Extracted records
━━━━━━━━━━━━━━━━━━━━
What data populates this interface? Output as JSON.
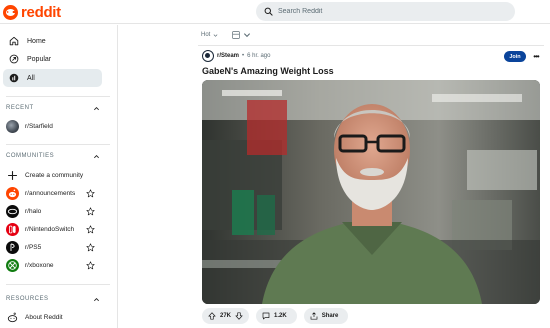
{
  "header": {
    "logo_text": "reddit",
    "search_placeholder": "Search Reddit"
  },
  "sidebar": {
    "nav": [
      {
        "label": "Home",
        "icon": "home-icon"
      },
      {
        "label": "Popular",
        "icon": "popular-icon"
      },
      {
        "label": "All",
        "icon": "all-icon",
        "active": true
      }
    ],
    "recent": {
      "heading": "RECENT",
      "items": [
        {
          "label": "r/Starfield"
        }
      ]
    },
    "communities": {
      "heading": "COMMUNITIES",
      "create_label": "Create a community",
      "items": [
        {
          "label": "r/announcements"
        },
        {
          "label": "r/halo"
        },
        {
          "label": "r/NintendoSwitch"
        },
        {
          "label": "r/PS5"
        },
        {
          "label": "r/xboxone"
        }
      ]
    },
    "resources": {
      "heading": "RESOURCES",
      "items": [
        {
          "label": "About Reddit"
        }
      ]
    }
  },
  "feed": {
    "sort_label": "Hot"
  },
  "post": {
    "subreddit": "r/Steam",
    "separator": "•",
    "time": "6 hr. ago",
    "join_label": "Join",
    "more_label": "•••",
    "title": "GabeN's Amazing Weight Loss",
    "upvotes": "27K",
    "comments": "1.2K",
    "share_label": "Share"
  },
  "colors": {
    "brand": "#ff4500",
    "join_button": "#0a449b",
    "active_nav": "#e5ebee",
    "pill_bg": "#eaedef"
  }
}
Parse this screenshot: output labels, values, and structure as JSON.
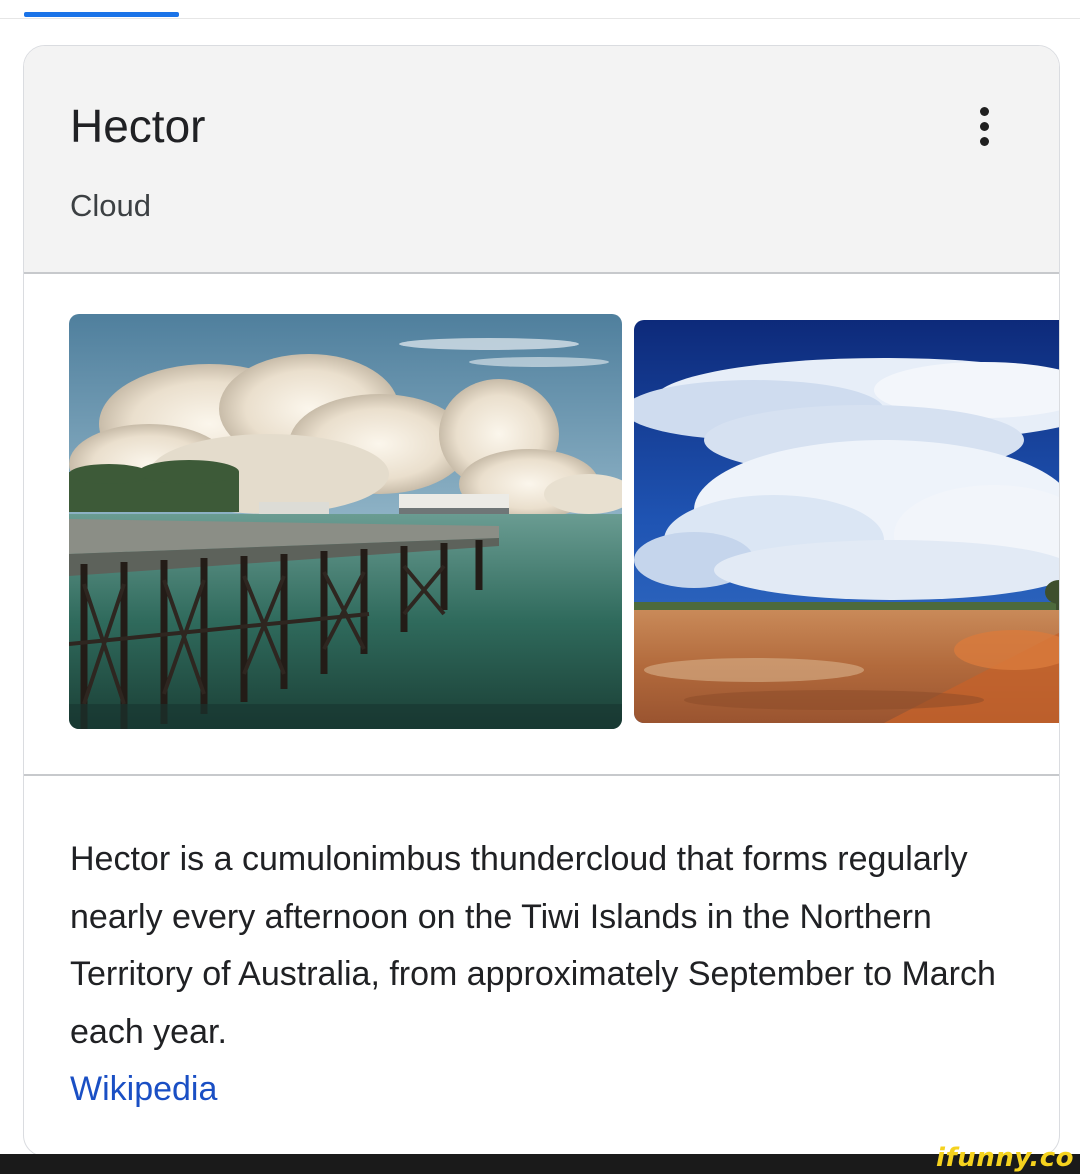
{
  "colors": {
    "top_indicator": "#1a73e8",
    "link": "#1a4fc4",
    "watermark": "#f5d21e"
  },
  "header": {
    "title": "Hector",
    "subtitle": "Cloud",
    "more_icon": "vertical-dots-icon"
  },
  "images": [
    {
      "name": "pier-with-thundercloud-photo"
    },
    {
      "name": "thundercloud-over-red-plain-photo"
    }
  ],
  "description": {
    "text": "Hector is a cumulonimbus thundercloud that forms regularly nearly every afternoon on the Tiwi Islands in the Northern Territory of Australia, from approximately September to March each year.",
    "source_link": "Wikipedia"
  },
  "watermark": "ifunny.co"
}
━━━━━━━━━━━━━━━━━━━━
### Goal of the exercise
Give again exactly the lines from the one holding "Parse this screenshot: output" to the final line of the records, both ends included; any pictures stay out.

### Task answer
Parse this screenshot: output labels, values, and structure as JSON.
{
  "colors": {
    "top_indicator": "#1a73e8",
    "link": "#1a4fc4",
    "watermark": "#f5d21e"
  },
  "header": {
    "title": "Hector",
    "subtitle": "Cloud",
    "more_icon": "vertical-dots-icon"
  },
  "images": [
    {
      "name": "pier-with-thundercloud-photo"
    },
    {
      "name": "thundercloud-over-red-plain-photo"
    }
  ],
  "description": {
    "text": "Hector is a cumulonimbus thundercloud that forms regularly nearly every afternoon on the Tiwi Islands in the Northern Territory of Australia, from approximately September to March each year.",
    "source_link": "Wikipedia"
  },
  "watermark": "ifunny.co"
}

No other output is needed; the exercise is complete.